STATED PROBLEM:
Print all of the data exactly as written.

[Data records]
>> Start
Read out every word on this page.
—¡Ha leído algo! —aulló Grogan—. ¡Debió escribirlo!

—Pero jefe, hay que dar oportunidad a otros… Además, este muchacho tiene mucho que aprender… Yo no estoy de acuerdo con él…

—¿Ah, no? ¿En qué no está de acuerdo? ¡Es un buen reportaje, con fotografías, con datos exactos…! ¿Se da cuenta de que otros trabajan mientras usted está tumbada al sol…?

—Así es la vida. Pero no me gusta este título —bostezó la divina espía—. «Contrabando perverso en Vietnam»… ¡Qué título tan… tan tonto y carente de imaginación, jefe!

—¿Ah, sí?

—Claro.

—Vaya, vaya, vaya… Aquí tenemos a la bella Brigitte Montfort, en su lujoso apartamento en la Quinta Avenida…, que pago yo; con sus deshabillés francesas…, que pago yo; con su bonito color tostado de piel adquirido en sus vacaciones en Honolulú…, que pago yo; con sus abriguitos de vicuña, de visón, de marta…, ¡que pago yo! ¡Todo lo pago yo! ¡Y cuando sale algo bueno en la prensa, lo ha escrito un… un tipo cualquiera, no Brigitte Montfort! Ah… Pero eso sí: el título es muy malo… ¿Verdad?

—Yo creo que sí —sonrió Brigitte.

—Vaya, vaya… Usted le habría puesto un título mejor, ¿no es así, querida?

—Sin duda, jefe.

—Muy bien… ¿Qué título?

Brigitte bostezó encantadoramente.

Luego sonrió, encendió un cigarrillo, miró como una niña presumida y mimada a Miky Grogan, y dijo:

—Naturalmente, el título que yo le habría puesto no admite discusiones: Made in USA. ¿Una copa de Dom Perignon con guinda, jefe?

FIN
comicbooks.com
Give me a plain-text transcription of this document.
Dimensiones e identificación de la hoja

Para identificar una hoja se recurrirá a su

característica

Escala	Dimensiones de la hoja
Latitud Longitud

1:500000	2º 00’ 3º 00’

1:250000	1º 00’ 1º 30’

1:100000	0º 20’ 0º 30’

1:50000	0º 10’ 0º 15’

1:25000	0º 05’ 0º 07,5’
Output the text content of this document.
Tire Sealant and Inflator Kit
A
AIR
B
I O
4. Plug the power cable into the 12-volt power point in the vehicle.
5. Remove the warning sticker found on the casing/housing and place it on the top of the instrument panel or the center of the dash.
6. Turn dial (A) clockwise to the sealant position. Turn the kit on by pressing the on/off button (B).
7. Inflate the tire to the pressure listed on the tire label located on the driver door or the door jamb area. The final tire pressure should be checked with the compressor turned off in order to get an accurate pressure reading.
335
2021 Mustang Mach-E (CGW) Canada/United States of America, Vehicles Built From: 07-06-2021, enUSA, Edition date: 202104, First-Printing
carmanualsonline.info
>> End
TASK SOLUTION:
Read out every word on this page.
—¡Ha leído algo! —aulló Grogan—. ¡Debió escribirlo!

—Pero jefe, hay que dar oportunidad a otros… Además, este muchacho tiene mucho que aprender… Yo no estoy de acuerdo con él…

—¿Ah, no? ¿En qué no está de acuerdo? ¡Es un buen reportaje, con fotografías, con datos exactos…! ¿Se da cuenta de que otros trabajan mientras usted está tumbada al sol…?

—Así es la vida. Pero no me gusta este título —bostezó la divina espía—. «Contrabando perverso en Vietnam»… ¡Qué título tan… tan tonto y carente de imaginación, jefe!

—¿Ah, sí?

—Claro.

—Vaya, vaya, vaya… Aquí tenemos a la bella Brigitte Montfort, en su lujoso apartamento en la Quinta Avenida…, que pago yo; con sus deshabillés francesas…, que pago yo; con su bonito color tostado de piel adquirido en sus vacaciones en Honolulú…, que pago yo; con sus abriguitos de vicuña, de visón, de marta…, ¡que pago yo! ¡Todo lo pago yo! ¡Y cuando sale algo bueno en la prensa, lo ha escrito un… un tipo cualquiera, no Brigitte Montfort! Ah… Pero eso sí: el título es muy malo… ¿Verdad?

—Yo creo que sí —sonrió Brigitte.

—Vaya, vaya… Usted le habría puesto un título mejor, ¿no es así, querida?

—Sin duda, jefe.

—Muy bien… ¿Qué título?

Brigitte bostezó encantadoramente.

Luego sonrió, encendió un cigarrillo, miró como una niña presumida y mimada a Miky Grogan, y dijo:

—Naturalmente, el título que yo le habría puesto no admite discusiones: Made in USA. ¿Una copa de Dom Perignon con guinda, jefe?

FIN
comicbooks.com
Give me a plain-text transcription of this document.
Dimensiones e identificación de la hoja

Para identificar una hoja se recurrirá a su

característica

Escala	Dimensiones de la hoja
Latitud Longitud

1:500000	2º 00’ 3º 00’

1:250000	1º 00’ 1º 30’

1:100000	0º 20’ 0º 30’

1:50000	0º 10’ 0º 15’

1:25000	0º 05’ 0º 07,5’
Output the text content of this document.
Tire Sealant and Inflator Kit
A
AIR
B
I O
4. Plug the power cable into the 12-volt power point in the vehicle.
5. Remove the warning sticker found on the casing/housing and place it on the top of the instrument panel or the center of the dash.
6. Turn dial (A) clockwise to the sealant position. Turn the kit on by pressing the on/off button (B).
7. Inflate the tire to the pressure listed on the tire label located on the driver door or the door jamb area. The final tire pressure should be checked with the compressor turned off in order to get an accurate pressure reading.
335
2021 Mustang Mach-E (CGW) Canada/United States of America, Vehicles Built From: 07-06-2021, enUSA, Edition date: 202104, First-Printing
carmanualsonline.info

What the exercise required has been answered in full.